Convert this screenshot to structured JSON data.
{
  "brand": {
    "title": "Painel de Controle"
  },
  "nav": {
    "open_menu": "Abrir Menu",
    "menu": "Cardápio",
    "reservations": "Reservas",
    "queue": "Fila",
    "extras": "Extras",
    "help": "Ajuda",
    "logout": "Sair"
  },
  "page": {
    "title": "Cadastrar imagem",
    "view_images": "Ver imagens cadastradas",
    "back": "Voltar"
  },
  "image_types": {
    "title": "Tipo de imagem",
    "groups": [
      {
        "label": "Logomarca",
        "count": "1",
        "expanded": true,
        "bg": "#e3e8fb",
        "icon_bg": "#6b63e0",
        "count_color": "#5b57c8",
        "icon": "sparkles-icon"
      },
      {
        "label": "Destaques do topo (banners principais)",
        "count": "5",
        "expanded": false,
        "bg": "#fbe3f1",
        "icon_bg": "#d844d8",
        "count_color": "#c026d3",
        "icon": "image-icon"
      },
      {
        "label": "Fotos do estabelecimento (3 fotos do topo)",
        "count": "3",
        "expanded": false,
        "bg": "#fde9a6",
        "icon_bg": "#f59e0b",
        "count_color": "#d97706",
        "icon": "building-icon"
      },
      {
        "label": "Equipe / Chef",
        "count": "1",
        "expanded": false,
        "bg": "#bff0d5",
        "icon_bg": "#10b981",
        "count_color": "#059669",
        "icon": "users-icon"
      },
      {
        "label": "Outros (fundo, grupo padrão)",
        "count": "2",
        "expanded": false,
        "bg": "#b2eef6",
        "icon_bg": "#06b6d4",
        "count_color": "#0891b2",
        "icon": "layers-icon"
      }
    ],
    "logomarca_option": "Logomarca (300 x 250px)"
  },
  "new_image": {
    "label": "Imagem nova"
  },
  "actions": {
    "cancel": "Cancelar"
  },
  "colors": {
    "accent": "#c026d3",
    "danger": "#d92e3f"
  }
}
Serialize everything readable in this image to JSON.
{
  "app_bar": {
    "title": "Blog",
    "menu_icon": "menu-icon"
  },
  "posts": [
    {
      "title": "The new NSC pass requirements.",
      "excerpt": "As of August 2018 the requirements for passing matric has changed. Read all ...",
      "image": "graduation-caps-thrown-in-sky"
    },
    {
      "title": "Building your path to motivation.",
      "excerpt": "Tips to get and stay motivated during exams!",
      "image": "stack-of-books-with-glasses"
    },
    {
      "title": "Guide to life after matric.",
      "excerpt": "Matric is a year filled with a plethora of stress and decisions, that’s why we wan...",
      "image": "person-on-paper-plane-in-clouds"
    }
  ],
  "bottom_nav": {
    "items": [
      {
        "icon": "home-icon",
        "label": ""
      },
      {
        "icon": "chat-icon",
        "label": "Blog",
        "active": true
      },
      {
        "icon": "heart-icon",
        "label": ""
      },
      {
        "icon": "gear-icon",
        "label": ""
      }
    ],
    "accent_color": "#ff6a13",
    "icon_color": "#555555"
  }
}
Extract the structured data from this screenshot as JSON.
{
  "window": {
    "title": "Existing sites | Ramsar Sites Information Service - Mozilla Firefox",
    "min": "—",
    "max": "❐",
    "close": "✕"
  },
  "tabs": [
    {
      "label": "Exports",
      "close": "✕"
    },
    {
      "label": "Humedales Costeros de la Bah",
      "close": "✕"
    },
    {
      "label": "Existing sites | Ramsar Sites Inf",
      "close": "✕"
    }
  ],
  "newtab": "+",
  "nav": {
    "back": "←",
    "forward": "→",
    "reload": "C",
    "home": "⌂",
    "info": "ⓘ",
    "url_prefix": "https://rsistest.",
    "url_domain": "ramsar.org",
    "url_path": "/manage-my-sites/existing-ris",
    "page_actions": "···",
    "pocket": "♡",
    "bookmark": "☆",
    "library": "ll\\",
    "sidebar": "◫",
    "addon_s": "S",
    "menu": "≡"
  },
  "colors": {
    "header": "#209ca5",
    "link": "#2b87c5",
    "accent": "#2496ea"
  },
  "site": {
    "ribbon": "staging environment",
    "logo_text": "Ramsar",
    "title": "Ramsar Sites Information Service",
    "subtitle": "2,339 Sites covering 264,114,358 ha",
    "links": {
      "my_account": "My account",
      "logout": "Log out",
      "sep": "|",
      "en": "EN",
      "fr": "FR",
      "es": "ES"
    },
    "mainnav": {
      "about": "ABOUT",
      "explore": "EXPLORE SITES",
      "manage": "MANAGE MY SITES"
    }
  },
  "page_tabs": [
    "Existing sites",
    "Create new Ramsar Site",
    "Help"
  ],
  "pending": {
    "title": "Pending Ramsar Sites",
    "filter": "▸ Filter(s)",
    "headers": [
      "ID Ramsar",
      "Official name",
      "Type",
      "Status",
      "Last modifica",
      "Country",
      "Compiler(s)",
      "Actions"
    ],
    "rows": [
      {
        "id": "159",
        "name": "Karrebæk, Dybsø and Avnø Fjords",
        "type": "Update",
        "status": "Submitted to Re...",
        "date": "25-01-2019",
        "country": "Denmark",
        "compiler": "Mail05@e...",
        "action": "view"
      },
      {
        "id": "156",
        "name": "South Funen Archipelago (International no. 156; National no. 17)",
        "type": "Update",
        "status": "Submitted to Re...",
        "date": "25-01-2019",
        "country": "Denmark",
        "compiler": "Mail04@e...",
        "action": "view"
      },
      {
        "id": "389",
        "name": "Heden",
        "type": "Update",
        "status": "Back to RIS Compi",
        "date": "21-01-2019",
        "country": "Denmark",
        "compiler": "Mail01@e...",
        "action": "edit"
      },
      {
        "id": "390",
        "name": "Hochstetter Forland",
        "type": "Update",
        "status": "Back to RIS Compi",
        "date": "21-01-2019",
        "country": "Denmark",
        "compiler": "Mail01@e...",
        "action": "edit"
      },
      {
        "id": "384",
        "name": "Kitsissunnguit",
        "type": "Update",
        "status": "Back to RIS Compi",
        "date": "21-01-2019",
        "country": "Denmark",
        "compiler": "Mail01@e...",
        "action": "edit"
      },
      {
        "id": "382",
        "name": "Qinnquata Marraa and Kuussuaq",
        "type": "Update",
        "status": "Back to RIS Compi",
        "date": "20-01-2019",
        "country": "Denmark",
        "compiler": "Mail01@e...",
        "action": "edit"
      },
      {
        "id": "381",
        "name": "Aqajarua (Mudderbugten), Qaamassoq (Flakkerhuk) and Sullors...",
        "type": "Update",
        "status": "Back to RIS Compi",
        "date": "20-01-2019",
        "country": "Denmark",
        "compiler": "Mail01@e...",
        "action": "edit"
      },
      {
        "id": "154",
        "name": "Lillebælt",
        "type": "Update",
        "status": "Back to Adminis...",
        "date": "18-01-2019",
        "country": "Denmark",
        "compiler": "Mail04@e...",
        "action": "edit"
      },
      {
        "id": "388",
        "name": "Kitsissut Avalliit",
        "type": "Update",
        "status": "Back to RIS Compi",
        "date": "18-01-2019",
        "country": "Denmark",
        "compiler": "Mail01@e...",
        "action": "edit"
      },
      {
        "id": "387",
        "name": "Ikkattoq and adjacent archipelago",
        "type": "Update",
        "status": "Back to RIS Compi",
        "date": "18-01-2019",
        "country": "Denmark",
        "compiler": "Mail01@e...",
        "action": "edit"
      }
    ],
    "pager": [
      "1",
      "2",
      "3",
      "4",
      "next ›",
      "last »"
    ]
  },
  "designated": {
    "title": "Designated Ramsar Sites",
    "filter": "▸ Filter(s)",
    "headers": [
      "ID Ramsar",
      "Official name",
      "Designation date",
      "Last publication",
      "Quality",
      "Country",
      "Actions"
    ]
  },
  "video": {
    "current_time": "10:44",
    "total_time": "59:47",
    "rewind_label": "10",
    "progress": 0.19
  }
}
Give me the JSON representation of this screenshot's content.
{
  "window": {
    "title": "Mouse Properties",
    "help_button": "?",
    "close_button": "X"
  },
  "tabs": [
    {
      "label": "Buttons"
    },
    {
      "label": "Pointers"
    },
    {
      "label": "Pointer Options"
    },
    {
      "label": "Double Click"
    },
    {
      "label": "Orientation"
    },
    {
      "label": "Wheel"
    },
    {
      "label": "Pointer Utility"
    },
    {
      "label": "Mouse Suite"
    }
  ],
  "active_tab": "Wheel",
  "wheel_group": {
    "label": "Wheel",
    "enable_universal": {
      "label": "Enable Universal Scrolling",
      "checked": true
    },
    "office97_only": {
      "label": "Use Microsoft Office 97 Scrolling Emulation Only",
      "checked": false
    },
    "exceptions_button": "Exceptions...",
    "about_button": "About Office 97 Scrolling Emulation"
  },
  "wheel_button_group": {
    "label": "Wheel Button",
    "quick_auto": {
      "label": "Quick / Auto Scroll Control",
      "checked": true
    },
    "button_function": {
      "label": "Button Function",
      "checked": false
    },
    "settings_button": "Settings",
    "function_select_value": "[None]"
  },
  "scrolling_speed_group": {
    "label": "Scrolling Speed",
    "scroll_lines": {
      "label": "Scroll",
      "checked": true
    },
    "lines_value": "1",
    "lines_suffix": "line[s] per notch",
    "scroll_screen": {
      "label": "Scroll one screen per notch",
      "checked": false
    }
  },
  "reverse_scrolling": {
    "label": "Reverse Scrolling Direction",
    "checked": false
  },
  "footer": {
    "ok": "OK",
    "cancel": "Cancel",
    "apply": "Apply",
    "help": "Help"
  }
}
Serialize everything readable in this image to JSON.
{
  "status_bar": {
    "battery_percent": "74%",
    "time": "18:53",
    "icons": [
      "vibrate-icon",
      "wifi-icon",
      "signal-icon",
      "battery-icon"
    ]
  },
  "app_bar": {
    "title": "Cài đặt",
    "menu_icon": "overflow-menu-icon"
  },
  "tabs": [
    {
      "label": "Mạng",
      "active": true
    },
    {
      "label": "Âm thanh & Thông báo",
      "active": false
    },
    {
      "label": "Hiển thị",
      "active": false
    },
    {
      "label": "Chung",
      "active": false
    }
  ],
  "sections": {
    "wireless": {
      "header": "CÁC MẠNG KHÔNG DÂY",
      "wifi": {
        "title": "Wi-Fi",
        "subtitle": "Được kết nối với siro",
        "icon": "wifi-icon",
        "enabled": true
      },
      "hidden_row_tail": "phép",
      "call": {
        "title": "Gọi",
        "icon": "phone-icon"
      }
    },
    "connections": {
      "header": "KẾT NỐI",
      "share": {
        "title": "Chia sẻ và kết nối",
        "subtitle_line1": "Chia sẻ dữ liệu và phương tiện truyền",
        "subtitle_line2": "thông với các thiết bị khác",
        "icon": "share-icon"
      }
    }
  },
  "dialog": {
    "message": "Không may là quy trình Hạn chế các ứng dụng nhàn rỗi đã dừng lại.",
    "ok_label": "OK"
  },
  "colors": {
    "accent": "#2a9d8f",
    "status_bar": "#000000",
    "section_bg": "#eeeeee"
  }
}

-*-*-

• Task statement
Lines of the material that contain the word "manage" are to be gathered.

• Task solution
    "url_path": "/manage-my-sites/existing-ris",
      "manage": "MANAGE MY SITES"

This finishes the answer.